> **Material for this exercise**
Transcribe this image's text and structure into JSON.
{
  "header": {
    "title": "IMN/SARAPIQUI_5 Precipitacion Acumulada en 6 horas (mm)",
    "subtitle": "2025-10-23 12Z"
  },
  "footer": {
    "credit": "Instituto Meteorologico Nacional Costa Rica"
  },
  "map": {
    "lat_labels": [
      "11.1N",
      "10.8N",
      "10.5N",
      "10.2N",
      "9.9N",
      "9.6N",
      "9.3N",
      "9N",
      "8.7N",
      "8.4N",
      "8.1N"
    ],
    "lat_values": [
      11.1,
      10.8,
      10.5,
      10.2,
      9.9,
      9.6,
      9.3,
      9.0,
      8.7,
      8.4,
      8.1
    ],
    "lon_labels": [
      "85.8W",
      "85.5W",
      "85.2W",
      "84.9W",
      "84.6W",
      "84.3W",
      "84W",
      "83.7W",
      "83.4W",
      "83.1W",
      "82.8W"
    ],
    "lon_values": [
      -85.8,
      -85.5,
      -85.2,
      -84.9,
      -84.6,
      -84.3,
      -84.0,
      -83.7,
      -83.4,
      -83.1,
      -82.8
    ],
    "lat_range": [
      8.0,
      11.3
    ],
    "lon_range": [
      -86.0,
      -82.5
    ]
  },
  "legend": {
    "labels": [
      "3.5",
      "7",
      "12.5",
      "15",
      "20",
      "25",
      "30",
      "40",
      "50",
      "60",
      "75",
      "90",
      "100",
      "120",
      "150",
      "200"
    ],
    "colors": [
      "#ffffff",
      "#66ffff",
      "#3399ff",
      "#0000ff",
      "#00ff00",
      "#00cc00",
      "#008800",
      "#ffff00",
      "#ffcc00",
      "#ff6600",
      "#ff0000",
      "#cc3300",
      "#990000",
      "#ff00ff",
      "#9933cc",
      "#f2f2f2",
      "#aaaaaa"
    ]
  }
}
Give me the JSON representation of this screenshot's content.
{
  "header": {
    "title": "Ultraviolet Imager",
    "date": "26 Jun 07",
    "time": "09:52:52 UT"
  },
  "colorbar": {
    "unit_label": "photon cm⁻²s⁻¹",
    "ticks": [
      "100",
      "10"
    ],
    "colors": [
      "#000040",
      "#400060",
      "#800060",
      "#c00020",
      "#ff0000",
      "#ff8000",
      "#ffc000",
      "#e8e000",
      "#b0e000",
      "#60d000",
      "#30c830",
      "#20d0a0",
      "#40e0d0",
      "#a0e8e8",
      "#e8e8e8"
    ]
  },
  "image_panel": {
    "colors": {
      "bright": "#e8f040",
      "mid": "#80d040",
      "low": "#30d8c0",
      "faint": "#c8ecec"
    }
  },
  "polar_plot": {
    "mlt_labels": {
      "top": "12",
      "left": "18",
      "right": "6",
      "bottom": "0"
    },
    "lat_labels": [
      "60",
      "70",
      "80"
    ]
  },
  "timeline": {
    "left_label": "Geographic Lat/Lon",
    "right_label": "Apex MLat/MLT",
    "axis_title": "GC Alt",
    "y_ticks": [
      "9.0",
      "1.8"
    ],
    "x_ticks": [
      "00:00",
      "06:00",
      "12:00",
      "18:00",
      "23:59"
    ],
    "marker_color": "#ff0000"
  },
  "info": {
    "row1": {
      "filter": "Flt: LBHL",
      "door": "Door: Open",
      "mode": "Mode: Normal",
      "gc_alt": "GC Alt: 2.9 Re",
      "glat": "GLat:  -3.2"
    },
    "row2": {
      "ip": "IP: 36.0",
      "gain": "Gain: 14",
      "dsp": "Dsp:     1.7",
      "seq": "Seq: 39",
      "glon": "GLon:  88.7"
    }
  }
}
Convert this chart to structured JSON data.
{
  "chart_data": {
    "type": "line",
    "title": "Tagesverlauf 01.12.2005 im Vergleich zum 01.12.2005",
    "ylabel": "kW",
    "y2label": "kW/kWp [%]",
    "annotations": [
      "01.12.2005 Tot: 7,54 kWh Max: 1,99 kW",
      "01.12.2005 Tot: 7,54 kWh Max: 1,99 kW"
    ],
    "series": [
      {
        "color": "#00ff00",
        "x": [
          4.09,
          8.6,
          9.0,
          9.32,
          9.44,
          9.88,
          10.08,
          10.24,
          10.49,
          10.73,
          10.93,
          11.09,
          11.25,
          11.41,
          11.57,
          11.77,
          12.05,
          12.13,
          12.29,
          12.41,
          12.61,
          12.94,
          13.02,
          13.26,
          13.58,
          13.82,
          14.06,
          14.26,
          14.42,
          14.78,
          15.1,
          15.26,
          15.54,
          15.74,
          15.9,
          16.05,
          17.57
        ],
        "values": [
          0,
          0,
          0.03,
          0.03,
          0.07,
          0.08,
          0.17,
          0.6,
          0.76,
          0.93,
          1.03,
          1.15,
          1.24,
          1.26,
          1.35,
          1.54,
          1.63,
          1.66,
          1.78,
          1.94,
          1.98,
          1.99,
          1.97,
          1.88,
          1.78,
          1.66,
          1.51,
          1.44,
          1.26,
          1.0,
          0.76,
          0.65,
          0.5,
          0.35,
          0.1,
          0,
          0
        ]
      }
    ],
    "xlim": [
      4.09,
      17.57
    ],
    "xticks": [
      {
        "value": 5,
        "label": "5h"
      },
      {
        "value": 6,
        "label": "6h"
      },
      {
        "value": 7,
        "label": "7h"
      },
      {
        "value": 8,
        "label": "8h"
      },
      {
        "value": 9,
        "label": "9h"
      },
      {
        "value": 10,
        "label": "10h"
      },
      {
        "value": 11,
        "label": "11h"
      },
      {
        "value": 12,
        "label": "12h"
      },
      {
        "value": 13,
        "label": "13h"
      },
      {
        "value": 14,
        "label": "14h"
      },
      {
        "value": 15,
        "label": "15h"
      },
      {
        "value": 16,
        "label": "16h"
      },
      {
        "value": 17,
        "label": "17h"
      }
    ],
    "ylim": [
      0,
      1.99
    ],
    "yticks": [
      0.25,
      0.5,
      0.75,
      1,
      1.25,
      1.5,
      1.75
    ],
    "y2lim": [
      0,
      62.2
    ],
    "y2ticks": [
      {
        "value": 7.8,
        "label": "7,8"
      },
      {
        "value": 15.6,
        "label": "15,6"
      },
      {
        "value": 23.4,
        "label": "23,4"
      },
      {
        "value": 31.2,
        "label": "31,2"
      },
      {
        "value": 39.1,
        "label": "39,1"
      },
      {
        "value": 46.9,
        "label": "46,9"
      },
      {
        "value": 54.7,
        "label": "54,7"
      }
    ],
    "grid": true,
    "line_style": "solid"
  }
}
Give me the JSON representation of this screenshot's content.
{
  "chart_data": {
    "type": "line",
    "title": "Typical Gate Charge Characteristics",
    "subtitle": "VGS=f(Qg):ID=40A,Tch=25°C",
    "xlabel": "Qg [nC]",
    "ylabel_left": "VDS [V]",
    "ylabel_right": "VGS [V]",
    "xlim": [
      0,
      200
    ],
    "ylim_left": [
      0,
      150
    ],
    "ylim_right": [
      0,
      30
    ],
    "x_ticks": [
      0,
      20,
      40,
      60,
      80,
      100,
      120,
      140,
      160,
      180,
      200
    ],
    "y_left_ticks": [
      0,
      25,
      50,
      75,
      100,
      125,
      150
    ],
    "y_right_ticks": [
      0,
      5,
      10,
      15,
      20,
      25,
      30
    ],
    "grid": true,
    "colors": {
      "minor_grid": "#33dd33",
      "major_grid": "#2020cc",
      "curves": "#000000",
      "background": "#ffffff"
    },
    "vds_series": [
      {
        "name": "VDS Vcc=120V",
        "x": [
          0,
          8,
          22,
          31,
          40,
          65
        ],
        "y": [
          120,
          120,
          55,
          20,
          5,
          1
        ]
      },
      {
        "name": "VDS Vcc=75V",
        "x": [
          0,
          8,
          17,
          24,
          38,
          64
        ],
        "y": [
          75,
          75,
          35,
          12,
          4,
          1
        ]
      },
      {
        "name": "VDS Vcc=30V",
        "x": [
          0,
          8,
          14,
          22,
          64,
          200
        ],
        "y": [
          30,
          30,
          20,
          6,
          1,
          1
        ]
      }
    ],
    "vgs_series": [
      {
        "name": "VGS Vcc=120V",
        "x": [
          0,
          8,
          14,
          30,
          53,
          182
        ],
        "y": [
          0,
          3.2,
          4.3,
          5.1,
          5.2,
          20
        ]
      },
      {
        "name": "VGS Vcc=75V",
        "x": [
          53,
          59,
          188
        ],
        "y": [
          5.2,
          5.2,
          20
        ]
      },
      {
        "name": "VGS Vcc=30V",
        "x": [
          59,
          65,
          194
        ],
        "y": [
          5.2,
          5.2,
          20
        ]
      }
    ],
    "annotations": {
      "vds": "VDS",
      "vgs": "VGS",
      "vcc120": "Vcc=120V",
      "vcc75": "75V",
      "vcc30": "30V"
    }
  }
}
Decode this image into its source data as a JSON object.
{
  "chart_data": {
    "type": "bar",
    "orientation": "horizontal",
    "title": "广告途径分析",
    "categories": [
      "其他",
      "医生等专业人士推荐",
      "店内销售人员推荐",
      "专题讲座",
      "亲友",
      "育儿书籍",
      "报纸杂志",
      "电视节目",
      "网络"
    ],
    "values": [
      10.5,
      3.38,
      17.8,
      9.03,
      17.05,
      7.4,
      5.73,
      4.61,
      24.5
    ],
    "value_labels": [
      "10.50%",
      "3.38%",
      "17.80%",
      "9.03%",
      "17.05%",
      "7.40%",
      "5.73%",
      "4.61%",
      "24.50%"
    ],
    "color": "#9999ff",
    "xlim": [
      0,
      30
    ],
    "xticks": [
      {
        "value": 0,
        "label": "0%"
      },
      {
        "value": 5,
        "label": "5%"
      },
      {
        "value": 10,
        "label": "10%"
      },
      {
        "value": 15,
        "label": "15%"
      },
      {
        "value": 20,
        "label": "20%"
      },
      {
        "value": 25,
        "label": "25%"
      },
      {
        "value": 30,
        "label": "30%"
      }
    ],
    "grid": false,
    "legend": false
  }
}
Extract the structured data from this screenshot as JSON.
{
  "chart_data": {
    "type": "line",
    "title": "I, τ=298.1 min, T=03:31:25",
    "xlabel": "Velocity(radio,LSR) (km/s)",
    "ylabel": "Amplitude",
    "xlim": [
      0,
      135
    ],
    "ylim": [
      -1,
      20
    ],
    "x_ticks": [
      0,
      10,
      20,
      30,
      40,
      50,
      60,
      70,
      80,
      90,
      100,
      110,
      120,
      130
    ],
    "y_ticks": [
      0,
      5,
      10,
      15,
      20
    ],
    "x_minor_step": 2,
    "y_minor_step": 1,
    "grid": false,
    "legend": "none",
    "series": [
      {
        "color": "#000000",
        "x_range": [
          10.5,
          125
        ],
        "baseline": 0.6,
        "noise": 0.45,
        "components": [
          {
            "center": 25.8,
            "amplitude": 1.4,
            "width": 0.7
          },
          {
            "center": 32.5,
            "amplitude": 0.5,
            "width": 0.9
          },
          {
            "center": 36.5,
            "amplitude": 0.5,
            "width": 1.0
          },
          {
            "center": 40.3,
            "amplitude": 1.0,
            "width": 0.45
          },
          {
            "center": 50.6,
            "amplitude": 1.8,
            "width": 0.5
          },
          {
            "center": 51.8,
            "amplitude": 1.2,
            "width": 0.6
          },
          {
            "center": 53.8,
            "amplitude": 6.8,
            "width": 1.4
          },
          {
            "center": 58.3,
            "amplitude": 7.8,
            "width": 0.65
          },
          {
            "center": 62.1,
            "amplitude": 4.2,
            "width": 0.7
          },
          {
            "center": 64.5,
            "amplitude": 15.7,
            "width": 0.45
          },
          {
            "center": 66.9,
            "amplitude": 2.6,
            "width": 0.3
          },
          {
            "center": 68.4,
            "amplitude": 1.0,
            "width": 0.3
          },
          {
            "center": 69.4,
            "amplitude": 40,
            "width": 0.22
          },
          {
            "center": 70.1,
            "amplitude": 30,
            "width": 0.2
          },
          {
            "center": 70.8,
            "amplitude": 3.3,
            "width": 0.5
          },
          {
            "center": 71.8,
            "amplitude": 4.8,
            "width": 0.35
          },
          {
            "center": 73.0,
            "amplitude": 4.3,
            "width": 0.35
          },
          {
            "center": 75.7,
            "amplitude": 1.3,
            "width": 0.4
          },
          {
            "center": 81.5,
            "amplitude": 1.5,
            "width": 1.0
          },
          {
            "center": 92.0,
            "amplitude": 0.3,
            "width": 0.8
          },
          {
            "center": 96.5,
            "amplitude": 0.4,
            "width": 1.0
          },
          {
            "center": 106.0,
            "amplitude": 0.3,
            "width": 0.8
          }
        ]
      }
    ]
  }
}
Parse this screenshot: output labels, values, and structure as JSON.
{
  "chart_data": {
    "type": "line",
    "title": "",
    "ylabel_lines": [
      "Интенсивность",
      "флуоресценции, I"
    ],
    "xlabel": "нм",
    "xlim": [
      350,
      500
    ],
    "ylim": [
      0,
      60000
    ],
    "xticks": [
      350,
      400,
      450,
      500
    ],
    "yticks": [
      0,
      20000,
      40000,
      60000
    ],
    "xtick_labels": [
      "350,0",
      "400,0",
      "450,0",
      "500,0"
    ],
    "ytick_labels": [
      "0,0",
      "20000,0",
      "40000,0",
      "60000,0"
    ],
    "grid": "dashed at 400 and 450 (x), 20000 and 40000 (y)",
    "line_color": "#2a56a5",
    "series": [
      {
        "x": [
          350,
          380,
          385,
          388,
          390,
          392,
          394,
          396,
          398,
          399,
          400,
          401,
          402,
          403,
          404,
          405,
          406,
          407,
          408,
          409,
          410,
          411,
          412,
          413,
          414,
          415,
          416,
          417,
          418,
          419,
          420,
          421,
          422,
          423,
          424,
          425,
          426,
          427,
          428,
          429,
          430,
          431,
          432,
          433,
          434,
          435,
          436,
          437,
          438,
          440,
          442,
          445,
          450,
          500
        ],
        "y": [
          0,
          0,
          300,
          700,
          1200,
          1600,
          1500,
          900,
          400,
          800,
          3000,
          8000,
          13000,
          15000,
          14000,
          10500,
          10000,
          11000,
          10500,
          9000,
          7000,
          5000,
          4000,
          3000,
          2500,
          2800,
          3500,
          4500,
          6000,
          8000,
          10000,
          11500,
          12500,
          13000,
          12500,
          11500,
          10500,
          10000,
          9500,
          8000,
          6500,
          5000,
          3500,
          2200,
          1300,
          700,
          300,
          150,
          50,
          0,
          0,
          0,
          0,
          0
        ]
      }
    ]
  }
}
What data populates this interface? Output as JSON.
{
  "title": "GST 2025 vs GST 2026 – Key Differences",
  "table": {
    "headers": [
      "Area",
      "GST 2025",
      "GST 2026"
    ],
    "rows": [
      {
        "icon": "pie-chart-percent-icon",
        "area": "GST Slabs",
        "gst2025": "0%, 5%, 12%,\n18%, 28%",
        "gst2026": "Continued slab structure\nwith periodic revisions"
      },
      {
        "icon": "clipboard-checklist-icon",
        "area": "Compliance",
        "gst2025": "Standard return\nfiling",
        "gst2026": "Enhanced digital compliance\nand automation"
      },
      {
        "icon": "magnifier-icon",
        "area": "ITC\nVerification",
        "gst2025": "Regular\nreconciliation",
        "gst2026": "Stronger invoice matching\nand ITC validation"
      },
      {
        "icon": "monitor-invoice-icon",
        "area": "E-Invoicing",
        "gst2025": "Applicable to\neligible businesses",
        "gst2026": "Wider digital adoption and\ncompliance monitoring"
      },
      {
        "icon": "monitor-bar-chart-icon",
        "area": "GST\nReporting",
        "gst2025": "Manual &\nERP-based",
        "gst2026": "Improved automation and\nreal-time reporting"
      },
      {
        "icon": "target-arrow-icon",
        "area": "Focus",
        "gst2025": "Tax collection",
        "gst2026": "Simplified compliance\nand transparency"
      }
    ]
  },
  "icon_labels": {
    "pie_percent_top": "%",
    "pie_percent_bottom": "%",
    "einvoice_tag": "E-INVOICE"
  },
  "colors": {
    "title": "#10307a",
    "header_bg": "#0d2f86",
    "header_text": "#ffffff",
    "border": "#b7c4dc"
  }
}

> **Problem**
From the records given above, copy all lines containing "name".

> **Complete answer**
        "name": "VDS Vcc=120V",
        "name": "VDS Vcc=75V",
        "name": "VDS Vcc=30V",
        "name": "VGS Vcc=120V",
        "name": "VGS Vcc=75V",
        "name": "VGS Vcc=30V",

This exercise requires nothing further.